>>>>

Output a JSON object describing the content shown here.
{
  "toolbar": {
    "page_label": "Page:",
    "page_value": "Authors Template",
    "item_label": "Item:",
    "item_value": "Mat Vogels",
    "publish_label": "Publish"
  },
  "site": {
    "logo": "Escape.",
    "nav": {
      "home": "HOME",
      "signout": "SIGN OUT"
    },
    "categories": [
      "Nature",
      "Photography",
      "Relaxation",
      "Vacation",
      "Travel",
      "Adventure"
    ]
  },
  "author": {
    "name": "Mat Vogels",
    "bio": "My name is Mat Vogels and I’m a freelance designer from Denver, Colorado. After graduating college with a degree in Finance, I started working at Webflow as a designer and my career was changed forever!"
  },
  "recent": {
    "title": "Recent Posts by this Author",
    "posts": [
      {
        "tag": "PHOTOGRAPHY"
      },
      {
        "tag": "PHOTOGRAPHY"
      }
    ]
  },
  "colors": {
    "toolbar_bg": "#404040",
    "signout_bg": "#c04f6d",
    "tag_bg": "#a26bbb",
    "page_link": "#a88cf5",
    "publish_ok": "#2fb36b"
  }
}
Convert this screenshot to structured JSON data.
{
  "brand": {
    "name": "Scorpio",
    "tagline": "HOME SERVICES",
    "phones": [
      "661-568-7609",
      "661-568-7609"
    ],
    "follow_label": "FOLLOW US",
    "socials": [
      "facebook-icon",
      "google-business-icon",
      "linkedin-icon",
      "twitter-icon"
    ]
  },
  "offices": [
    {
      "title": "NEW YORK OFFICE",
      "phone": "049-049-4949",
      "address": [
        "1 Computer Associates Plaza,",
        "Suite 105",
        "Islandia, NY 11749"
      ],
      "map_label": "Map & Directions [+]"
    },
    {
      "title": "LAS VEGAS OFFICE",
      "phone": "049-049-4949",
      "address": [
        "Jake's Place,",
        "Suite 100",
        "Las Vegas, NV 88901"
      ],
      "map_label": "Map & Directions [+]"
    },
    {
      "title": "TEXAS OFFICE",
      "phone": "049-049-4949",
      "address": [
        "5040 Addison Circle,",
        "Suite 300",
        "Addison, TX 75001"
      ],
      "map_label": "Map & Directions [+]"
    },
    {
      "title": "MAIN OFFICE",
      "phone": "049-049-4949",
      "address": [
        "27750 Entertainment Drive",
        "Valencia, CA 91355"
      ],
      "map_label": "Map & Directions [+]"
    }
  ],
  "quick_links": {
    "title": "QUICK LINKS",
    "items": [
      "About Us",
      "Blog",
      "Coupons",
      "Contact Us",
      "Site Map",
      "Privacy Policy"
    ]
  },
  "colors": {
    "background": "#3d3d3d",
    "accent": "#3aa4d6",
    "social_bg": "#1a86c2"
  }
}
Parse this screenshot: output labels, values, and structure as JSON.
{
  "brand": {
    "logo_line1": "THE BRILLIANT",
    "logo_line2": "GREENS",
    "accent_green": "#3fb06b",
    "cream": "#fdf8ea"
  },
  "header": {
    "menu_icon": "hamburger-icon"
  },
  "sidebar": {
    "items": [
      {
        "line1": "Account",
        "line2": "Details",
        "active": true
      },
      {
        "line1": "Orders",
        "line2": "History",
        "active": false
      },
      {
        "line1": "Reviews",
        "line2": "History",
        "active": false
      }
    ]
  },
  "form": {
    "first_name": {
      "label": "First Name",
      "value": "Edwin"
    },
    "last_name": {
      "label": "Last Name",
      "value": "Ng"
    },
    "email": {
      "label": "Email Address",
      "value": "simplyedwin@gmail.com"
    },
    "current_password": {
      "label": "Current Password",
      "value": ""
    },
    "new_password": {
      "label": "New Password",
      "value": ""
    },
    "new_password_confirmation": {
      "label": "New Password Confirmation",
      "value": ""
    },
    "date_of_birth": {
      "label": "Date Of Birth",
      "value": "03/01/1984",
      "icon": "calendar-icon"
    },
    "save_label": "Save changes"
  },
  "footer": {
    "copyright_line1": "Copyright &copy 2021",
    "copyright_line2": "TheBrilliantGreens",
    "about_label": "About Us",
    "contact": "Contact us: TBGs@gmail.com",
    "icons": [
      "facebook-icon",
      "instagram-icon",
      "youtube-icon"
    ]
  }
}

<<<<

= Direction =
Pick out every line above that holds the word "this" and copy it.

= Reply to the exercise =
    "title": "Recent Posts by this Author",
Convert this screenshot to structured JSON data.
Parse this screenshot: output labels, values, and structure as JSON.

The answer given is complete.